THE TASK> Write out the records again, swapping every "Schurter Inc." for "Schurter AG" and changing nothing else. Leave the pictures out.

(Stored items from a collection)

☆ ☆ ☆ ☆

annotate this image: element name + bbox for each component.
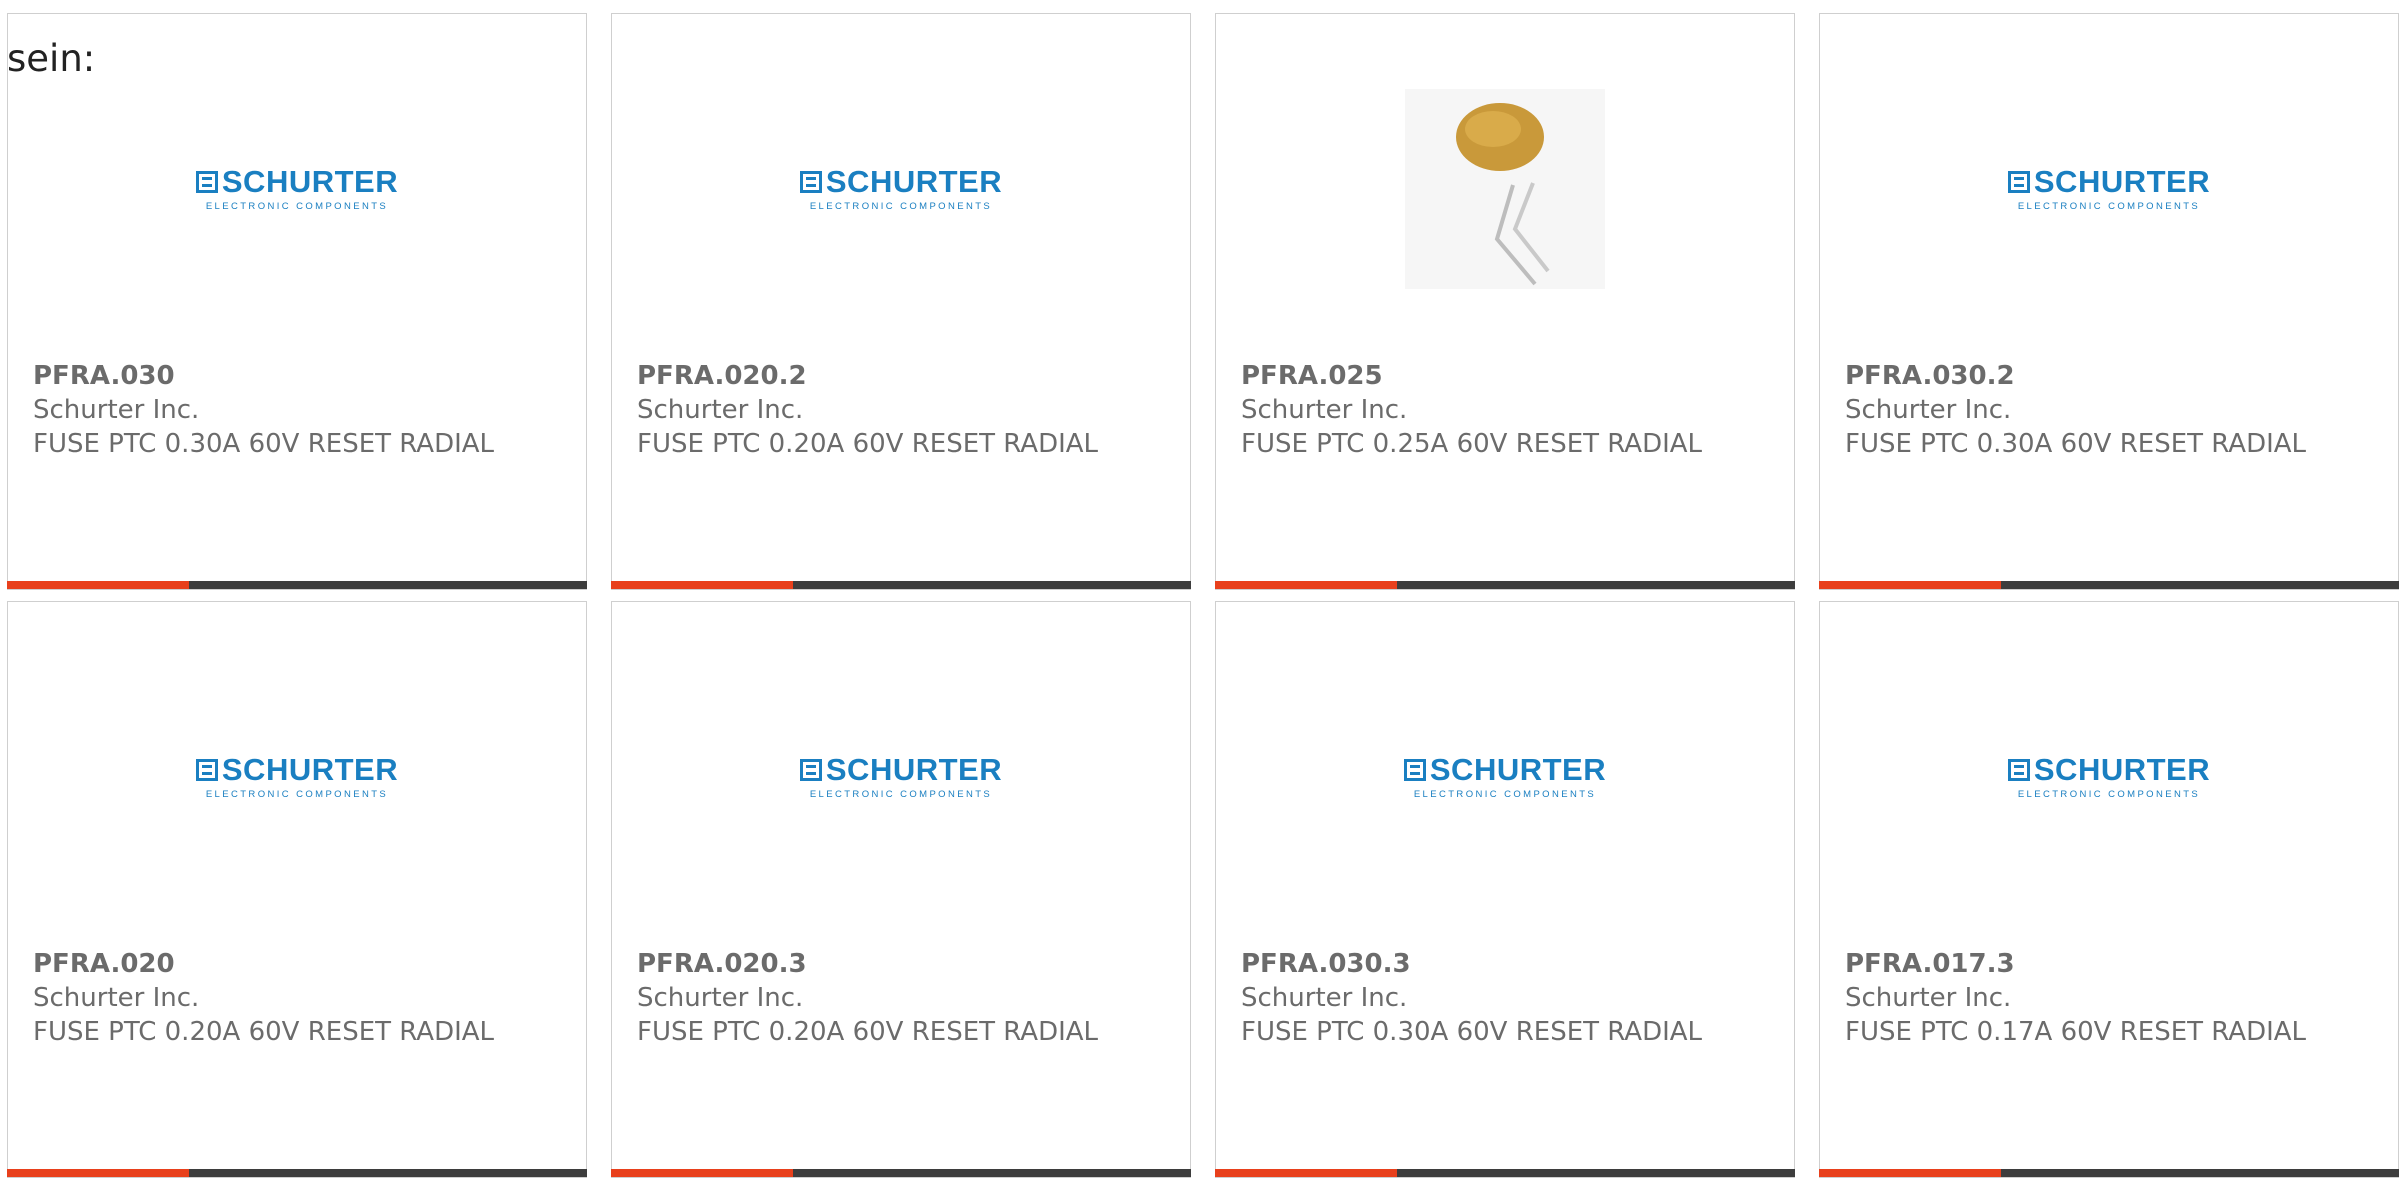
manufacturer: Schurter Inc. — [637, 983, 804, 1013]
manufacturer: Schurter Inc. — [1845, 983, 2012, 1013]
part-number: PFRA.030.2 — [1845, 361, 2015, 391]
schurter-mark-icon — [799, 758, 822, 781]
card-accent — [7, 1169, 189, 1177]
description: FUSE PTC 0.20A 60V RESET RADIAL — [637, 1017, 1099, 1047]
product-card[interactable]: SCHURTER ELECTRONIC COMPONENTS PFRA.030.3… — [1215, 601, 1795, 1178]
schurter-logo: SCHURTER ELECTRONIC COMPONENTS — [799, 166, 1002, 212]
manufacturer: Schurter Inc. — [1241, 395, 1408, 425]
schurter-mark-icon — [2007, 170, 2030, 193]
card-accent — [611, 1169, 793, 1177]
card-bottom-bar — [1819, 1169, 2399, 1177]
manufacturer: Schurter Inc. — [33, 983, 200, 1013]
product-image: SCHURTER ELECTRONIC COMPONENTS — [1216, 672, 1794, 882]
description: FUSE PTC 0.30A 60V RESET RADIAL — [1241, 1017, 1703, 1047]
product-image: SCHURTER ELECTRONIC COMPONENTS — [612, 84, 1190, 294]
schurter-logo: SCHURTER ELECTRONIC COMPONENTS — [2007, 166, 2210, 212]
product-card[interactable]: SCHURTER ELECTRONIC COMPONENTS PFRA.030.2… — [1819, 13, 2399, 590]
card-bottom-bar — [1215, 1169, 1795, 1177]
schurter-logo: SCHURTER ELECTRONIC COMPONENTS — [2007, 754, 2210, 800]
schurter-mark-icon — [195, 170, 218, 193]
description: FUSE PTC 0.30A 60V RESET RADIAL — [33, 429, 495, 459]
manufacturer: Schurter Inc. — [637, 395, 804, 425]
card-bottom-bar — [7, 581, 587, 589]
intro-text: sein: — [7, 37, 96, 80]
schurter-logo: SCHURTER ELECTRONIC COMPONENTS — [1403, 754, 1606, 800]
product-image: SCHURTER ELECTRONIC COMPONENTS — [1820, 84, 2398, 294]
product-card[interactable]: SCHURTER ELECTRONIC COMPONENTS PFRA.020.2… — [611, 13, 1191, 590]
manufacturer: Schurter Inc. — [1845, 395, 2012, 425]
product-image: SCHURTER ELECTRONIC COMPONENTS — [612, 672, 1190, 882]
part-number: PFRA.025 — [1241, 361, 1383, 391]
card-bottom-bar — [1215, 581, 1795, 589]
product-card[interactable]: SCHURTER ELECTRONIC COMPONENTS PFRA.020.3… — [611, 601, 1191, 1178]
part-number: PFRA.030.3 — [1241, 949, 1411, 979]
schurter-logo: SCHURTER ELECTRONIC COMPONENTS — [195, 754, 398, 800]
part-number: PFRA.030 — [33, 361, 175, 391]
product-image: SCHURTER ELECTRONIC COMPONENTS — [1820, 672, 2398, 882]
part-number: PFRA.020.3 — [637, 949, 807, 979]
schurter-mark-icon — [195, 758, 218, 781]
manufacturer: Schurter Inc. — [1241, 983, 1408, 1013]
product-card[interactable]: SCHURTER ELECTRONIC COMPONENTS PFRA.030 S… — [7, 13, 587, 590]
card-accent — [1819, 1169, 2001, 1177]
radial-ptc-fuse-photo — [1405, 89, 1605, 289]
product-card[interactable]: PFRA.025 Schurter Inc. FUSE PTC 0.25A 60… — [1215, 13, 1795, 590]
description: FUSE PTC 0.17A 60V RESET RADIAL — [1845, 1017, 2307, 1047]
card-bottom-bar — [7, 1169, 587, 1177]
product-card[interactable]: SCHURTER ELECTRONIC COMPONENTS PFRA.017.3… — [1819, 601, 2399, 1178]
schurter-logo: SCHURTER ELECTRONIC COMPONENTS — [799, 754, 1002, 800]
description: FUSE PTC 0.25A 60V RESET RADIAL — [1241, 429, 1703, 459]
product-image: SCHURTER ELECTRONIC COMPONENTS — [8, 672, 586, 882]
description: FUSE PTC 0.30A 60V RESET RADIAL — [1845, 429, 2307, 459]
product-grid: SCHURTER ELECTRONIC COMPONENTS PFRA.030 S… — [7, 13, 2399, 1178]
schurter-mark-icon — [2007, 758, 2030, 781]
card-accent — [7, 581, 189, 589]
card-accent — [1215, 581, 1397, 589]
product-image: SCHURTER ELECTRONIC COMPONENTS — [8, 84, 586, 294]
card-bottom-bar — [611, 1169, 1191, 1177]
part-number: PFRA.020 — [33, 949, 175, 979]
description: FUSE PTC 0.20A 60V RESET RADIAL — [637, 429, 1099, 459]
card-bottom-bar — [1819, 581, 2399, 589]
description: FUSE PTC 0.20A 60V RESET RADIAL — [33, 1017, 495, 1047]
card-bottom-bar — [611, 581, 1191, 589]
schurter-mark-icon — [799, 170, 822, 193]
part-number: PFRA.017.3 — [1845, 949, 2015, 979]
card-accent — [1819, 581, 2001, 589]
card-accent — [611, 581, 793, 589]
card-accent — [1215, 1169, 1397, 1177]
product-card[interactable]: SCHURTER ELECTRONIC COMPONENTS PFRA.020 S… — [7, 601, 587, 1178]
product-image — [1216, 84, 1794, 294]
schurter-mark-icon — [1403, 758, 1426, 781]
manufacturer: Schurter Inc. — [33, 395, 200, 425]
schurter-logo: SCHURTER ELECTRONIC COMPONENTS — [195, 166, 398, 212]
part-number: PFRA.020.2 — [637, 361, 807, 391]
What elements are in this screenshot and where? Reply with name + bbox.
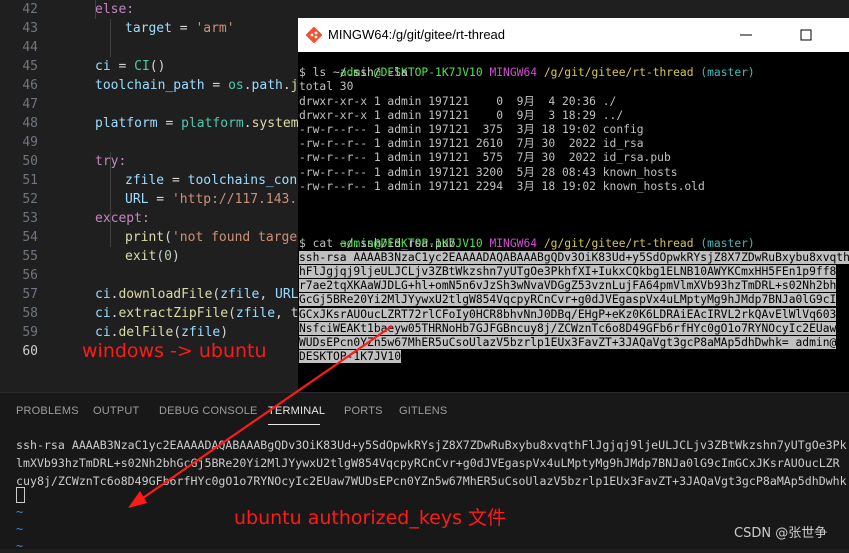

☆ ☆ ☆ ☆

RIGHT ANSWER>
annotate this image: element name + bbox for each component.
manufacturer: Schurter AG — [637, 983, 804, 1013]
manufacturer: Schurter AG — [1845, 983, 2012, 1013]
part-number: PFRA.030.2 — [1845, 361, 2015, 391]
schurter-mark-icon — [799, 758, 822, 781]
card-accent — [7, 1169, 189, 1177]
description: FUSE PTC 0.20A 60V RESET RADIAL — [637, 1017, 1099, 1047]
product-card[interactable]: SCHURTER ELECTRONIC COMPONENTS PFRA.030.3… — [1215, 601, 1795, 1178]
schurter-logo: SCHURTER ELECTRONIC COMPONENTS — [799, 166, 1002, 212]
manufacturer: Schurter AG — [1241, 395, 1408, 425]
schurter-mark-icon — [2007, 170, 2030, 193]
card-accent — [611, 1169, 793, 1177]
card-bottom-bar — [1819, 1169, 2399, 1177]
manufacturer: Schurter AG — [33, 983, 200, 1013]
product-image: SCHURTER ELECTRONIC COMPONENTS — [1216, 672, 1794, 882]
description: FUSE PTC 0.30A 60V RESET RADIAL — [1241, 1017, 1703, 1047]
product-image: SCHURTER ELECTRONIC COMPONENTS — [612, 84, 1190, 294]
schurter-logo: SCHURTER ELECTRONIC COMPONENTS — [2007, 166, 2210, 212]
product-card[interactable]: SCHURTER ELECTRONIC COMPONENTS PFRA.030.2… — [1819, 13, 2399, 590]
card-bottom-bar — [1215, 1169, 1795, 1177]
schurter-logo: SCHURTER ELECTRONIC COMPONENTS — [2007, 754, 2210, 800]
schurter-mark-icon — [195, 170, 218, 193]
description: FUSE PTC 0.30A 60V RESET RADIAL — [33, 429, 495, 459]
manufacturer: Schurter AG — [637, 395, 804, 425]
card-bottom-bar — [7, 581, 587, 589]
intro-text: sein: — [7, 37, 96, 80]
schurter-logo: SCHURTER ELECTRONIC COMPONENTS — [1403, 754, 1606, 800]
product-image: SCHURTER ELECTRONIC COMPONENTS — [1820, 84, 2398, 294]
product-card[interactable]: SCHURTER ELECTRONIC COMPONENTS PFRA.020.2… — [611, 13, 1191, 590]
manufacturer: Schurter AG — [1845, 395, 2012, 425]
product-image: SCHURTER ELECTRONIC COMPONENTS — [612, 672, 1190, 882]
part-number: PFRA.025 — [1241, 361, 1383, 391]
card-bottom-bar — [1215, 581, 1795, 589]
product-card[interactable]: SCHURTER ELECTRONIC COMPONENTS PFRA.020.3… — [611, 601, 1191, 1178]
part-number: PFRA.030.3 — [1241, 949, 1411, 979]
schurter-logo: SCHURTER ELECTRONIC COMPONENTS — [195, 754, 398, 800]
part-number: PFRA.030 — [33, 361, 175, 391]
product-image: SCHURTER ELECTRONIC COMPONENTS — [1820, 672, 2398, 882]
part-number: PFRA.020.3 — [637, 949, 807, 979]
schurter-mark-icon — [195, 758, 218, 781]
manufacturer: Schurter AG — [1241, 983, 1408, 1013]
product-card[interactable]: SCHURTER ELECTRONIC COMPONENTS PFRA.030 S… — [7, 13, 587, 590]
card-accent — [1819, 1169, 2001, 1177]
radial-ptc-fuse-photo — [1405, 89, 1605, 289]
product-card[interactable]: PFRA.025 Schurter AG FUSE PTC 0.25A 60… — [1215, 13, 1795, 590]
description: FUSE PTC 0.17A 60V RESET RADIAL — [1845, 1017, 2307, 1047]
card-bottom-bar — [7, 1169, 587, 1177]
product-card[interactable]: SCHURTER ELECTRONIC COMPONENTS PFRA.017.3… — [1819, 601, 2399, 1178]
schurter-logo: SCHURTER ELECTRONIC COMPONENTS — [799, 754, 1002, 800]
description: FUSE PTC 0.25A 60V RESET RADIAL — [1241, 429, 1703, 459]
product-image: SCHURTER ELECTRONIC COMPONENTS — [8, 672, 586, 882]
description: FUSE PTC 0.30A 60V RESET RADIAL — [1845, 429, 2307, 459]
product-grid: SCHURTER ELECTRONIC COMPONENTS PFRA.030 S… — [7, 13, 2399, 1178]
schurter-mark-icon — [2007, 758, 2030, 781]
card-accent — [7, 581, 189, 589]
card-accent — [1215, 581, 1397, 589]
product-image: SCHURTER ELECTRONIC COMPONENTS — [8, 84, 586, 294]
card-bottom-bar — [611, 1169, 1191, 1177]
part-number: PFRA.020 — [33, 949, 175, 979]
description: FUSE PTC 0.20A 60V RESET RADIAL — [637, 429, 1099, 459]
card-bottom-bar — [1819, 581, 2399, 589]
description: FUSE PTC 0.20A 60V RESET RADIAL — [33, 1017, 495, 1047]
card-bottom-bar — [611, 581, 1191, 589]
schurter-mark-icon — [799, 170, 822, 193]
part-number: PFRA.017.3 — [1845, 949, 2015, 979]
card-accent — [1819, 581, 2001, 589]
card-accent — [611, 581, 793, 589]
card-accent — [1215, 1169, 1397, 1177]
product-card[interactable]: SCHURTER ELECTRONIC COMPONENTS PFRA.020 S… — [7, 601, 587, 1178]
product-image — [1216, 84, 1794, 294]
schurter-mark-icon — [1403, 758, 1426, 781]
manufacturer: Schurter AG — [33, 395, 200, 425]
schurter-logo: SCHURTER ELECTRONIC COMPONENTS — [195, 166, 398, 212]
part-number: PFRA.020.2 — [637, 361, 807, 391]
What elements are in this screenshot and where? Reply with name + bbox.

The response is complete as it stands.